Instructions for the task:
Would you write out the listing verbatim and skip every picture in it?

Data provided:
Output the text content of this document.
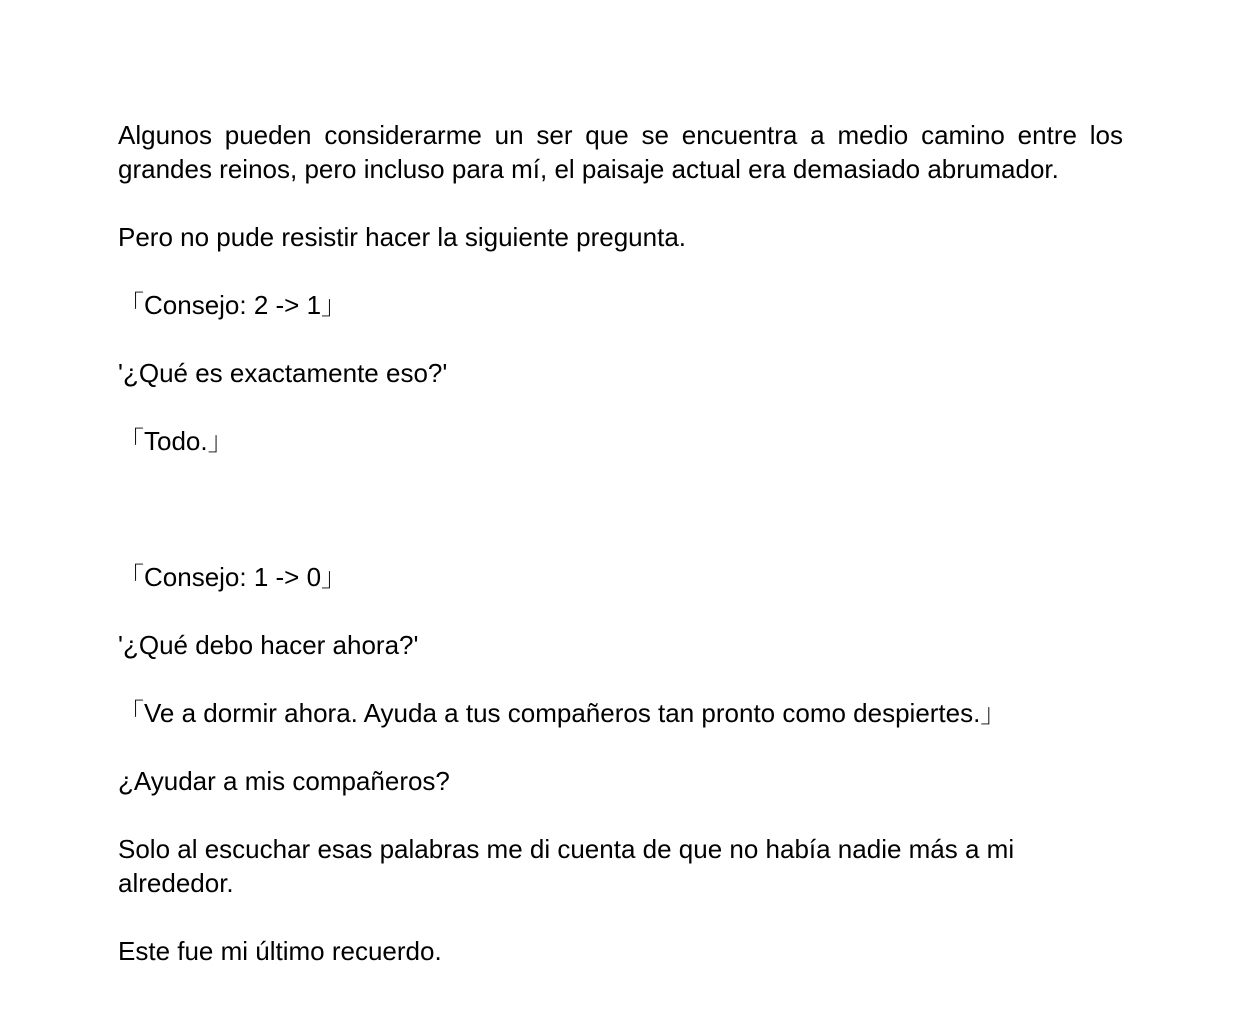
Algunos pueden considerarme un ser que se encuentra a medio camino entre los grandes reinos, pero incluso para mí, el paisaje actual era demasiado abrumador.

Pero no pude resistir hacer la siguiente pregunta.

「Consejo: 2 -> 1」

'¿Qué es exactamente eso?'

「Todo.」

「Consejo: 1 -> 0」

'¿Qué debo hacer ahora?'

「Ve a dormir ahora. Ayuda a tus compañeros tan pronto como despiertes.」

¿Ayudar a mis compañeros?

Solo al escuchar esas palabras me di cuenta de que no había nadie más a mi alrededor.

Este fue mi último recuerdo.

The response:
Output the text content of this document.
Algunos pueden considerarme un ser que se encuentra a medio camino entre los grandes reinos, pero incluso para mí, el paisaje actual era demasiado abrumador.

Pero no pude resistir hacer la siguiente pregunta.

「Consejo: 2 -> 1」

'¿Qué es exactamente eso?'

「Todo.」

「Consejo: 1 -> 0」

'¿Qué debo hacer ahora?'

「Ve a dormir ahora. Ayuda a tus compañeros tan pronto como despiertes.」

¿Ayudar a mis compañeros?

Solo al escuchar esas palabras me di cuenta de que no había nadie más a mi alrededor.

Este fue mi último recuerdo.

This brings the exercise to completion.